> [What needs to be done]:
Report the count of lines below in which the string "title" occurs; include nothing else.

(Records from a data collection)
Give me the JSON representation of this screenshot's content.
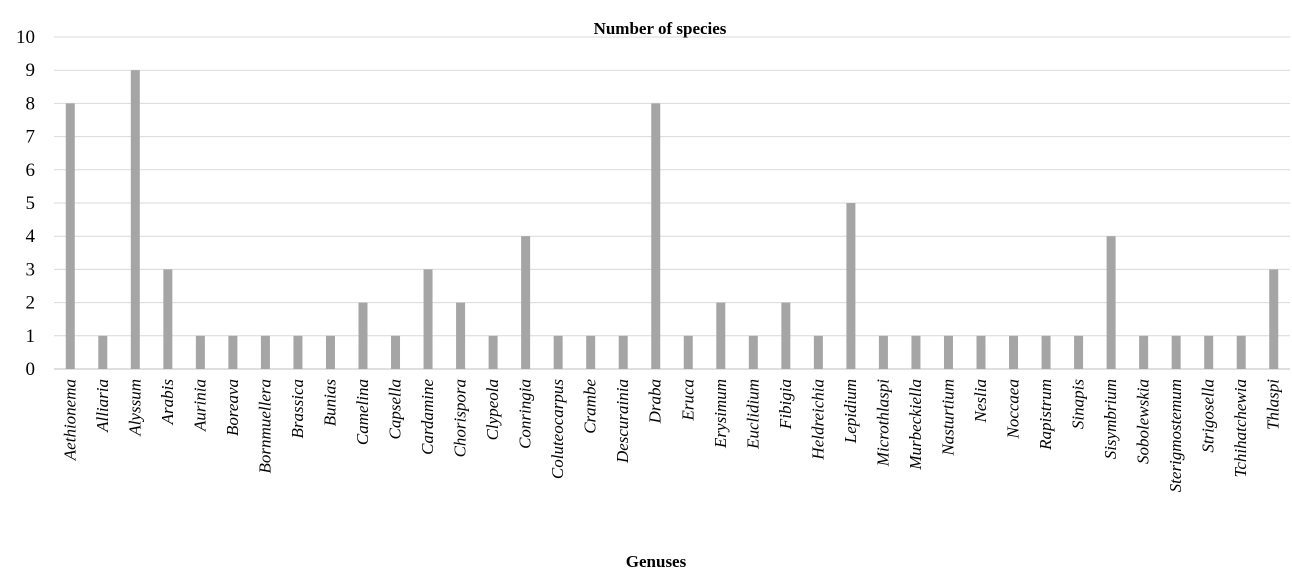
{
  "chart_data": {
    "type": "bar",
    "title": "Number of species",
    "xlabel": "Genuses",
    "ylabel": "",
    "ylim": [
      0,
      10
    ],
    "yticks": [
      0,
      1,
      2,
      3,
      4,
      5,
      6,
      7,
      8,
      9,
      10
    ],
    "grid": true,
    "legend": "none",
    "bar_color": "#a5a5a5",
    "categories": [
      "Aethionema",
      "Alliaria",
      "Alyssum",
      "Arabis",
      "Aurinia",
      "Boreava",
      "Bornmuellera",
      "Brassica",
      "Bunias",
      "Camelina",
      "Capsella",
      "Cardamine",
      "Chorispora",
      "Clypeola",
      "Conringia",
      "Coluteocarpus",
      "Crambe",
      "Descurainia",
      "Draba",
      "Eruca",
      "Erysimum",
      "Euclidium",
      "Fibigia",
      "Heldreichia",
      "Lepidium",
      "Microthlaspi",
      "Murbeckiella",
      "Nasturtium",
      "Neslia",
      "Noccaea",
      "Rapistrum",
      "Sinapis",
      "Sisymbrium",
      "Sobolewskia",
      "Sterigmostemum",
      "Strigosella",
      "Tchihatchewia",
      "Thlaspi"
    ],
    "values": [
      8,
      1,
      9,
      3,
      1,
      1,
      1,
      1,
      1,
      2,
      1,
      3,
      2,
      1,
      4,
      1,
      1,
      1,
      8,
      1,
      2,
      1,
      2,
      1,
      5,
      1,
      1,
      1,
      1,
      1,
      1,
      1,
      4,
      1,
      1,
      1,
      1,
      3
    ]
  }
}
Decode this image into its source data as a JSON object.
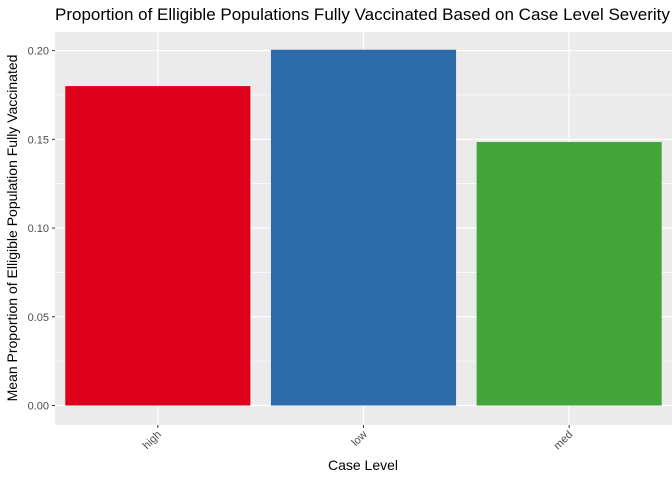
{
  "chart_data": {
    "type": "bar",
    "title": "Proportion of Elligible Populations Fully Vaccinated Based on Case Level Severity",
    "xlabel": "Case Level",
    "ylabel": "Mean Proportion of Elligible Population Fully Vaccinated",
    "categories": [
      "high",
      "low",
      "med"
    ],
    "values": [
      0.18,
      0.2005,
      0.1485
    ],
    "bar_colors": [
      "#DC001B",
      "#2D6BAA",
      "#42A53A"
    ],
    "yticks": [
      "0.00",
      "0.05",
      "0.10",
      "0.15",
      "0.20"
    ],
    "ylim": [
      -0.011,
      0.2105
    ],
    "grid": true,
    "panel_background": "#EBEBEB",
    "legend": "none"
  }
}
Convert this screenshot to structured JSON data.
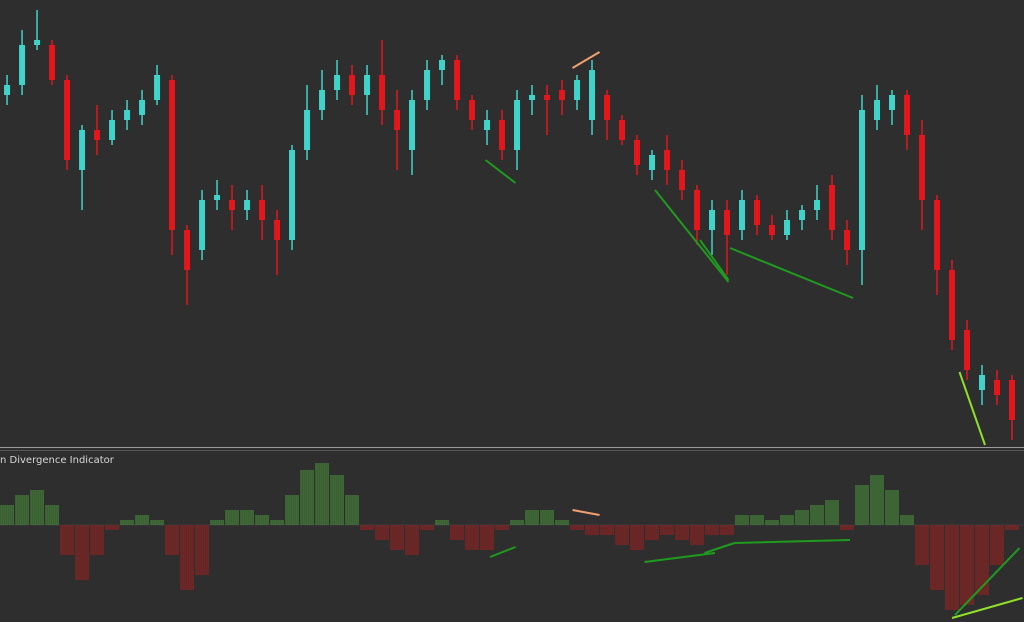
{
  "chart_data": [
    {
      "type": "candlestick",
      "open": [
        350,
        360,
        400,
        400,
        365,
        275,
        315,
        305,
        325,
        330,
        345,
        365,
        215,
        195,
        245,
        245,
        235,
        245,
        225,
        205,
        295,
        335,
        355,
        370,
        350,
        370,
        335,
        295,
        345,
        375,
        385,
        345,
        315,
        325,
        295,
        345,
        350,
        355,
        345,
        325,
        350,
        325,
        305,
        275,
        295,
        275,
        255,
        215,
        235,
        215,
        245,
        220,
        210,
        225,
        235,
        260,
        215,
        195,
        325,
        335,
        350,
        310,
        245,
        175,
        115,
        55,
        65,
        65
      ],
      "high": [
        370,
        415,
        435,
        405,
        370,
        320,
        340,
        335,
        345,
        355,
        380,
        370,
        220,
        255,
        265,
        260,
        255,
        260,
        235,
        300,
        360,
        375,
        385,
        380,
        380,
        405,
        355,
        355,
        385,
        390,
        390,
        350,
        335,
        335,
        355,
        360,
        360,
        365,
        370,
        385,
        355,
        330,
        310,
        295,
        310,
        285,
        260,
        245,
        245,
        255,
        250,
        230,
        235,
        240,
        260,
        270,
        225,
        350,
        360,
        355,
        355,
        325,
        250,
        185,
        125,
        80,
        75,
        70
      ],
      "low": [
        340,
        350,
        395,
        360,
        275,
        235,
        290,
        300,
        315,
        320,
        340,
        190,
        140,
        185,
        235,
        215,
        225,
        205,
        170,
        195,
        285,
        325,
        345,
        340,
        330,
        320,
        275,
        270,
        335,
        360,
        335,
        315,
        300,
        285,
        275,
        330,
        310,
        330,
        335,
        310,
        305,
        300,
        270,
        265,
        260,
        245,
        200,
        190,
        170,
        205,
        210,
        205,
        205,
        215,
        225,
        205,
        180,
        160,
        315,
        320,
        295,
        215,
        150,
        95,
        65,
        40,
        40,
        5
      ],
      "close": [
        360,
        400,
        405,
        365,
        285,
        315,
        305,
        325,
        335,
        345,
        370,
        215,
        175,
        245,
        250,
        235,
        245,
        225,
        205,
        295,
        335,
        355,
        370,
        350,
        370,
        335,
        315,
        345,
        375,
        385,
        345,
        325,
        325,
        295,
        345,
        350,
        345,
        345,
        365,
        375,
        325,
        305,
        280,
        290,
        275,
        255,
        215,
        235,
        210,
        245,
        220,
        210,
        225,
        235,
        245,
        215,
        195,
        335,
        345,
        350,
        310,
        245,
        175,
        105,
        75,
        70,
        50,
        25
      ],
      "bull_color": "#3fd3c9",
      "bear_color": "#e3161b",
      "xlim": [
        -0.47,
        67.8
      ],
      "ylim": [
        0,
        445
      ],
      "lines": [
        {
          "x": [
            31.9,
            33.9
          ],
          "values": [
            285,
            262
          ],
          "color": "#1f9a1f"
        },
        {
          "x": [
            37.7,
            39.5
          ],
          "values": [
            377,
            393
          ],
          "color": "#f0a070"
        },
        {
          "x": [
            43.2,
            48.1
          ],
          "values": [
            255,
            163
          ],
          "color": "#1f9a1f"
        },
        {
          "x": [
            46.2,
            48.1
          ],
          "values": [
            205,
            165
          ],
          "color": "#1f9a1f"
        },
        {
          "x": [
            48.2,
            56.4
          ],
          "values": [
            197,
            147
          ],
          "color": "#1f9a1f"
        },
        {
          "x": [
            63.5,
            65.2
          ],
          "values": [
            73,
            0
          ],
          "color": "#8fe02a"
        }
      ]
    },
    {
      "type": "bar",
      "title": "n Divergence Indicator",
      "values": [
        20,
        30,
        35,
        20,
        -30,
        -55,
        -30,
        -5,
        5,
        10,
        5,
        -30,
        -65,
        -50,
        5,
        15,
        15,
        10,
        5,
        30,
        55,
        62,
        50,
        30,
        -5,
        -15,
        -25,
        -30,
        -5,
        5,
        -15,
        -25,
        -25,
        -5,
        5,
        15,
        15,
        5,
        -5,
        -10,
        -10,
        -20,
        -25,
        -15,
        -10,
        -15,
        -20,
        -10,
        -10,
        10,
        10,
        5,
        10,
        15,
        20,
        25,
        -5,
        40,
        50,
        35,
        10,
        -40,
        -65,
        -85,
        -80,
        -70,
        -40,
        -5
      ],
      "positive_color": "#4c9a3c",
      "negative_color": "#a5201f",
      "xlim": [
        -0.47,
        67.8
      ],
      "ylim": [
        -97,
        75
      ],
      "lines": [
        {
          "x": [
            32.2,
            33.9
          ],
          "values": [
            -32,
            -22
          ],
          "color": "#1f9a1f"
        },
        {
          "x": [
            37.7,
            39.5
          ],
          "values": [
            15,
            10
          ],
          "color": "#f0a070"
        },
        {
          "x": [
            42.5,
            47.2
          ],
          "values": [
            -37,
            -28
          ],
          "color": "#1f9a1f"
        },
        {
          "x": [
            46.5,
            48.5
          ],
          "values": [
            -28,
            -18
          ],
          "color": "#1f9a1f"
        },
        {
          "x": [
            48.5,
            56.2
          ],
          "values": [
            -18,
            -15
          ],
          "color": "#1f9a1f"
        },
        {
          "x": [
            63.0,
            67.7
          ],
          "values": [
            -93,
            -73
          ],
          "color": "#8fe02a"
        },
        {
          "x": [
            63.2,
            67.5
          ],
          "values": [
            -90,
            -23
          ],
          "color": "#1f9a1f"
        }
      ]
    }
  ]
}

> [Problem solution]:
3